──────── Recorded data
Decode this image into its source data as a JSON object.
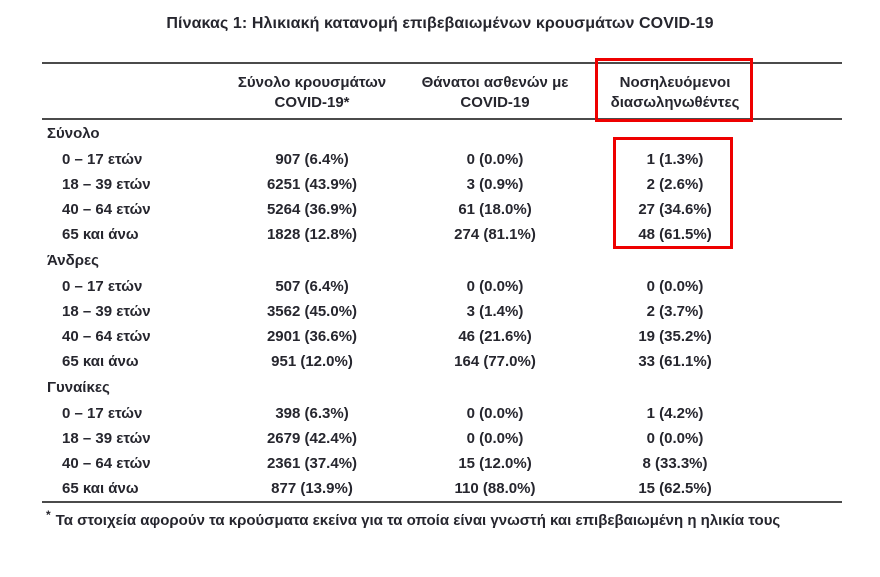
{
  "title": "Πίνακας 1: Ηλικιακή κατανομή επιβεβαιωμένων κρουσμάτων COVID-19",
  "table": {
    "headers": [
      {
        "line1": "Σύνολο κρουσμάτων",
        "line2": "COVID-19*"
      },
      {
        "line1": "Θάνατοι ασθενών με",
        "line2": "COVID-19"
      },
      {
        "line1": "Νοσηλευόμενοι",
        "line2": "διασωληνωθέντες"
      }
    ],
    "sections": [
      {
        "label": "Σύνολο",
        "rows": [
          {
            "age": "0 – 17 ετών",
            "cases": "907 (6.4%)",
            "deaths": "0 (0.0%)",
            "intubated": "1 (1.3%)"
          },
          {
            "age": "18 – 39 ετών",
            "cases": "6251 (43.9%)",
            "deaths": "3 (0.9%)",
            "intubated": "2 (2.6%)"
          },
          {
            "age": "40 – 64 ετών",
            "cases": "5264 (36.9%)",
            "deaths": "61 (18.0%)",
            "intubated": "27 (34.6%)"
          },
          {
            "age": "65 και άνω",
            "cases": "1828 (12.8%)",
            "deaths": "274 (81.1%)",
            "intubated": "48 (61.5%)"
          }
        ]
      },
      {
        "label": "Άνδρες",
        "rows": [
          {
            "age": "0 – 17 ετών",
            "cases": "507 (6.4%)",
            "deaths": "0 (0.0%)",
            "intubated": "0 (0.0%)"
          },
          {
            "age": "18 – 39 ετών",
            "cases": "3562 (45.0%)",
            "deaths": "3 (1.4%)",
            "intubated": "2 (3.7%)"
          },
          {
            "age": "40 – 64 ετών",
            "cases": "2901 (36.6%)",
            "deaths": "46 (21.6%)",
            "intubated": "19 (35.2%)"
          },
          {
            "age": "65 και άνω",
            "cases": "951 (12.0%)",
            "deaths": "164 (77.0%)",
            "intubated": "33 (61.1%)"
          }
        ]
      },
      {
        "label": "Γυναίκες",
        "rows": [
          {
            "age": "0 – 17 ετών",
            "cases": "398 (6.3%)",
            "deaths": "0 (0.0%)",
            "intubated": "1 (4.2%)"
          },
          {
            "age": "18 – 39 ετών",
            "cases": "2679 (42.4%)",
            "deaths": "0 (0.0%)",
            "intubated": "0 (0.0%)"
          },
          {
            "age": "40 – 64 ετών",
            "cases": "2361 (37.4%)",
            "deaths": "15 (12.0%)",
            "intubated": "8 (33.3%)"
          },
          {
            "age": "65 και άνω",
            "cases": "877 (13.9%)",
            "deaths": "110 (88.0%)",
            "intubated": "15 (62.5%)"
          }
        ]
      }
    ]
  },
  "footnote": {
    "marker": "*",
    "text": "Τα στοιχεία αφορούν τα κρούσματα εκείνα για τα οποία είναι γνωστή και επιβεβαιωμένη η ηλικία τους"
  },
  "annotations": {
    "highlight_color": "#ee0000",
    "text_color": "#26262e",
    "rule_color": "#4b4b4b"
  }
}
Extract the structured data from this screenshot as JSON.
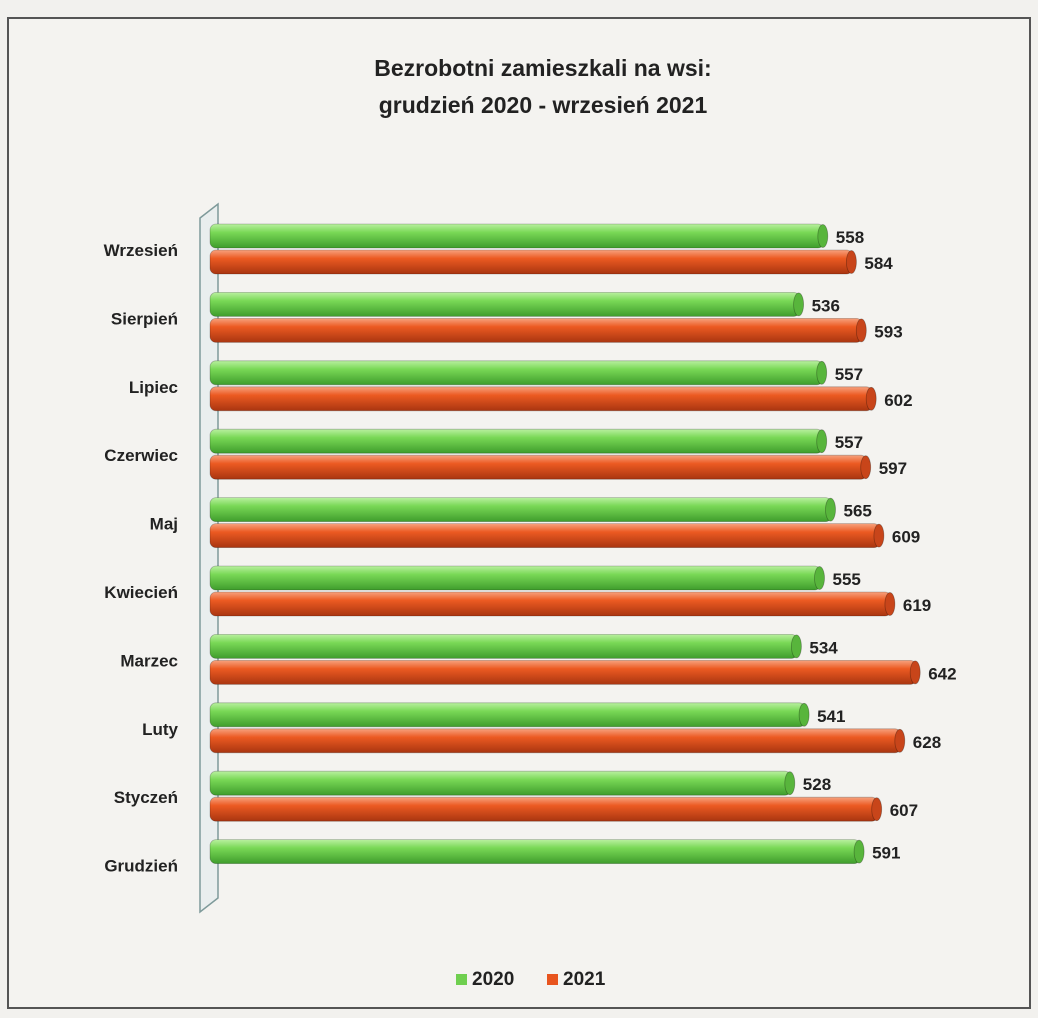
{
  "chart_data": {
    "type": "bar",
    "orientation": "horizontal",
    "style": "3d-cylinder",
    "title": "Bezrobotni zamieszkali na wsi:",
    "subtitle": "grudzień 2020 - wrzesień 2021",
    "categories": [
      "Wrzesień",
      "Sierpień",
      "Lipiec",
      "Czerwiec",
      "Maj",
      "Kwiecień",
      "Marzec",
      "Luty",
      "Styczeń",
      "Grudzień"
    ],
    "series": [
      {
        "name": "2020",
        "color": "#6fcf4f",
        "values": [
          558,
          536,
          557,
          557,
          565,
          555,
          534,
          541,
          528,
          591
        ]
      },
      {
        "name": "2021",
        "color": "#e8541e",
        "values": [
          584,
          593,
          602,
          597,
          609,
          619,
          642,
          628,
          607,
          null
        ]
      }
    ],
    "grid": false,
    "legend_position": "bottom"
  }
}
────────────────
**Objective**
All lines above containing the string "JSON" are to be collected.

**In response**
Decode this image into its source data as a JSON object.
Extract the structured data from this screenshot as JSON.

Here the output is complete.